Collected data:

____________________

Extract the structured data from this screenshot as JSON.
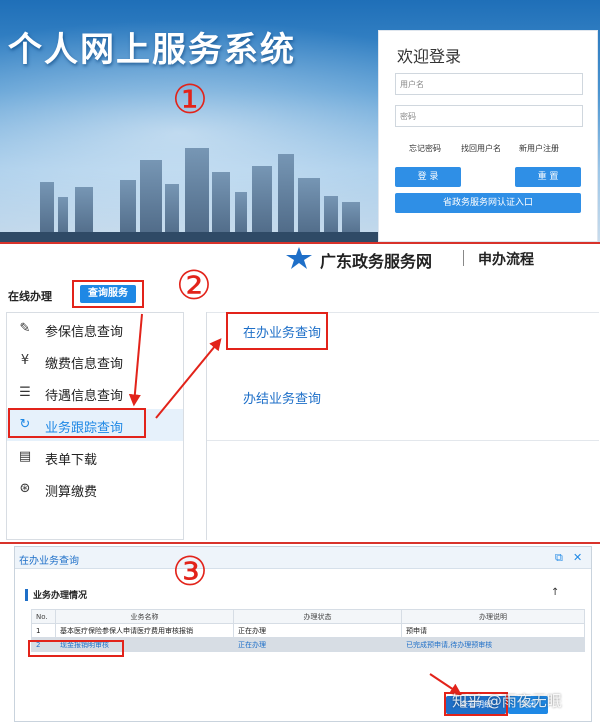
{
  "panel1": {
    "banner_title": "个人网上服务系统",
    "step_marker": "①",
    "login": {
      "heading": "欢迎登录",
      "username_placeholder": "用户名",
      "password_placeholder": "密码",
      "forgot_password": "忘记密码",
      "retrieve_username": "找回用户名",
      "register": "新用户注册",
      "login_button": "登 录",
      "reset_button": "重 置",
      "gov_auth_button": "省政务服务网认证入口"
    }
  },
  "panel2": {
    "site_title": "广东政务服务网",
    "site_subtitle": "申办流程",
    "step_marker": "②",
    "online_label": "在线办理",
    "query_service": "查询服务",
    "menu": [
      {
        "label": "参保信息查询",
        "icon": "document-edit-icon"
      },
      {
        "label": "缴费信息查询",
        "icon": "coin-icon"
      },
      {
        "label": "待遇信息查询",
        "icon": "document-list-icon"
      },
      {
        "label": "业务跟踪查询",
        "icon": "track-icon"
      },
      {
        "label": "表单下载",
        "icon": "form-icon"
      },
      {
        "label": "测算缴费",
        "icon": "calculator-icon"
      }
    ],
    "active_menu_index": 3,
    "links": {
      "in_progress": "在办业务查询",
      "completed": "办结业务查询"
    }
  },
  "panel3": {
    "step_marker": "③",
    "window_title": "在办业务查询",
    "section_title": "业务办理情况",
    "table": {
      "headers": [
        "No.",
        "业务名称",
        "办理状态",
        "办理说明"
      ],
      "rows": [
        [
          "1",
          "基本医疗保险参保人申请医疗费用审核报销",
          "正在办理",
          "预申请"
        ],
        [
          "2",
          "现金报销明审核",
          "正在办理",
          "已完成预申请,待办理预审核"
        ]
      ],
      "selected_row": 1
    },
    "view_details_button": "查看明细",
    "back_button": "关闭",
    "watermark": "知乎 @雨夜无眠"
  },
  "colors": {
    "accent": "#1e88e5",
    "annotation_red": "#e2231a",
    "link_blue": "#1e6fc8"
  }
}
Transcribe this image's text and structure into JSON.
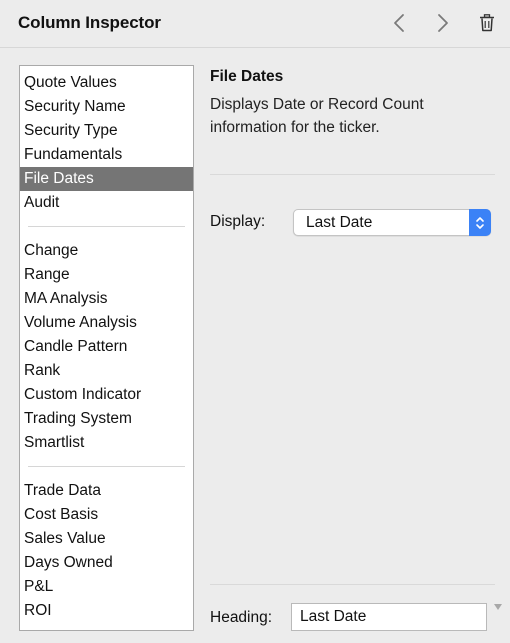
{
  "window": {
    "title": "Column Inspector"
  },
  "toolbar": {
    "prev_icon": "chevron-left-icon",
    "next_icon": "chevron-right-icon",
    "delete_icon": "trash-icon"
  },
  "list": {
    "groups": [
      [
        "Quote Values",
        "Security Name",
        "Security Type",
        "Fundamentals",
        "File Dates",
        "Audit"
      ],
      [
        "Change",
        "Range",
        "MA Analysis",
        "Volume Analysis",
        "Candle Pattern",
        "Rank",
        "Custom Indicator",
        "Trading System",
        "Smartlist"
      ],
      [
        "Trade Data",
        "Cost Basis",
        "Sales Value",
        "Days Owned",
        "P&L",
        "ROI"
      ]
    ],
    "selected": "File Dates"
  },
  "panel": {
    "title": "File Dates",
    "description": "Displays Date or Record Count information for the ticker.",
    "display_label": "Display:",
    "display_value": "Last Date",
    "heading_label": "Heading:",
    "heading_value": "Last Date"
  },
  "colors": {
    "selection": "#757575",
    "accent": "#3b82f6",
    "window_bg": "#ececec"
  }
}
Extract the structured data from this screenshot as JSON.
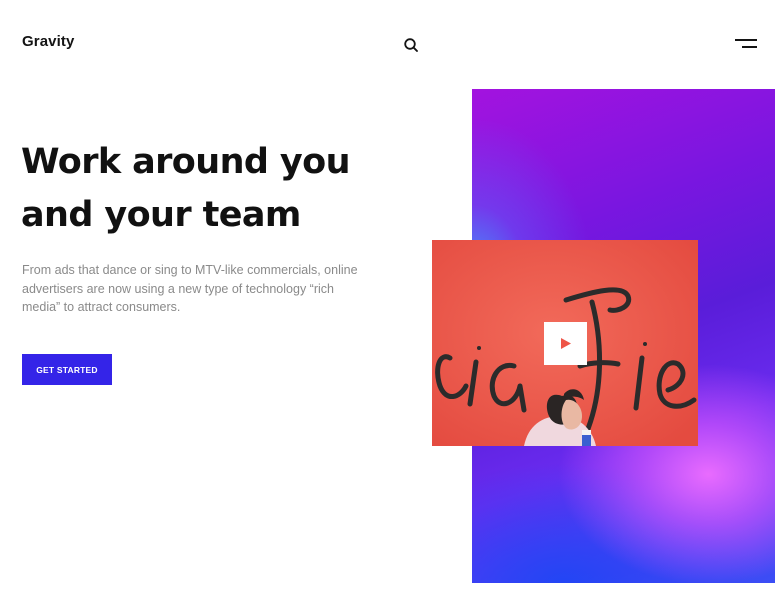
{
  "header": {
    "logo": "Gravity",
    "search_icon": "search-icon",
    "menu_icon": "menu-icon"
  },
  "hero": {
    "title_line1": "Work around you",
    "title_line2": "and your team",
    "description": "From ads that dance or sing to MTV-like commercials, online advertisers are now using a new type of technology “rich media” to attract consumers.",
    "cta_label": "GET STARTED"
  },
  "media": {
    "play_icon": "play-icon"
  },
  "colors": {
    "accent": "#3424e8",
    "title": "#111111",
    "body_text": "#8a8a8a",
    "video_bg": "#ee5548",
    "gradient_start": "#a313df",
    "gradient_end": "#3a4ef5"
  }
}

____________________

▶ [Stated task]:
Restate each entry word for word, leaving out any pictures.

▶ [Answer for the task]:
Extract the structured data from this screenshot as JSON.
{
  "panel1": {
    "banner_title": "个人网上服务系统",
    "step_marker": "①",
    "login": {
      "heading": "欢迎登录",
      "username_placeholder": "用户名",
      "password_placeholder": "密码",
      "forgot_password": "忘记密码",
      "retrieve_username": "找回用户名",
      "register": "新用户注册",
      "login_button": "登 录",
      "reset_button": "重 置",
      "gov_auth_button": "省政务服务网认证入口"
    }
  },
  "panel2": {
    "site_title": "广东政务服务网",
    "site_subtitle": "申办流程",
    "step_marker": "②",
    "online_label": "在线办理",
    "query_service": "查询服务",
    "menu": [
      {
        "label": "参保信息查询",
        "icon": "document-edit-icon"
      },
      {
        "label": "缴费信息查询",
        "icon": "coin-icon"
      },
      {
        "label": "待遇信息查询",
        "icon": "document-list-icon"
      },
      {
        "label": "业务跟踪查询",
        "icon": "track-icon"
      },
      {
        "label": "表单下载",
        "icon": "form-icon"
      },
      {
        "label": "测算缴费",
        "icon": "calculator-icon"
      }
    ],
    "active_menu_index": 3,
    "links": {
      "in_progress": "在办业务查询",
      "completed": "办结业务查询"
    }
  },
  "panel3": {
    "step_marker": "③",
    "window_title": "在办业务查询",
    "section_title": "业务办理情况",
    "table": {
      "headers": [
        "No.",
        "业务名称",
        "办理状态",
        "办理说明"
      ],
      "rows": [
        [
          "1",
          "基本医疗保险参保人申请医疗费用审核报销",
          "正在办理",
          "预申请"
        ],
        [
          "2",
          "现金报销明审核",
          "正在办理",
          "已完成预申请,待办理预审核"
        ]
      ],
      "selected_row": 1
    },
    "view_details_button": "查看明细",
    "back_button": "关闭",
    "watermark": "知乎 @雨夜无眠"
  },
  "colors": {
    "accent": "#1e88e5",
    "annotation_red": "#e2231a",
    "link_blue": "#1e6fc8"
  }
}
Transcribe this image's text and structure into JSON.
{
  "window": {
    "title": "Column Inspector"
  },
  "toolbar": {
    "prev_icon": "chevron-left-icon",
    "next_icon": "chevron-right-icon",
    "delete_icon": "trash-icon"
  },
  "list": {
    "groups": [
      [
        "Quote Values",
        "Security Name",
        "Security Type",
        "Fundamentals",
        "File Dates",
        "Audit"
      ],
      [
        "Change",
        "Range",
        "MA Analysis",
        "Volume Analysis",
        "Candle Pattern",
        "Rank",
        "Custom Indicator",
        "Trading System",
        "Smartlist"
      ],
      [
        "Trade Data",
        "Cost Basis",
        "Sales Value",
        "Days Owned",
        "P&L",
        "ROI"
      ]
    ],
    "selected": "File Dates"
  },
  "panel": {
    "title": "File Dates",
    "description": "Displays Date or Record Count information for the ticker.",
    "display_label": "Display:",
    "display_value": "Last Date",
    "heading_label": "Heading:",
    "heading_value": "Last Date"
  },
  "colors": {
    "selection": "#757575",
    "accent": "#3b82f6",
    "window_bg": "#ececec"
  }
}
Extract the structured data from this screenshot as JSON.
{
  "header": {
    "logo": "Gravity",
    "search_icon": "search-icon",
    "menu_icon": "menu-icon"
  },
  "hero": {
    "title_line1": "Work around you",
    "title_line2": "and your team",
    "description": "From ads that dance or sing to MTV-like commercials, online advertisers are now using a new type of technology “rich media” to attract consumers.",
    "cta_label": "GET STARTED"
  },
  "media": {
    "play_icon": "play-icon"
  },
  "colors": {
    "accent": "#3424e8",
    "title": "#111111",
    "body_text": "#8a8a8a",
    "video_bg": "#ee5548",
    "gradient_start": "#a313df",
    "gradient_end": "#3a4ef5"
  }
}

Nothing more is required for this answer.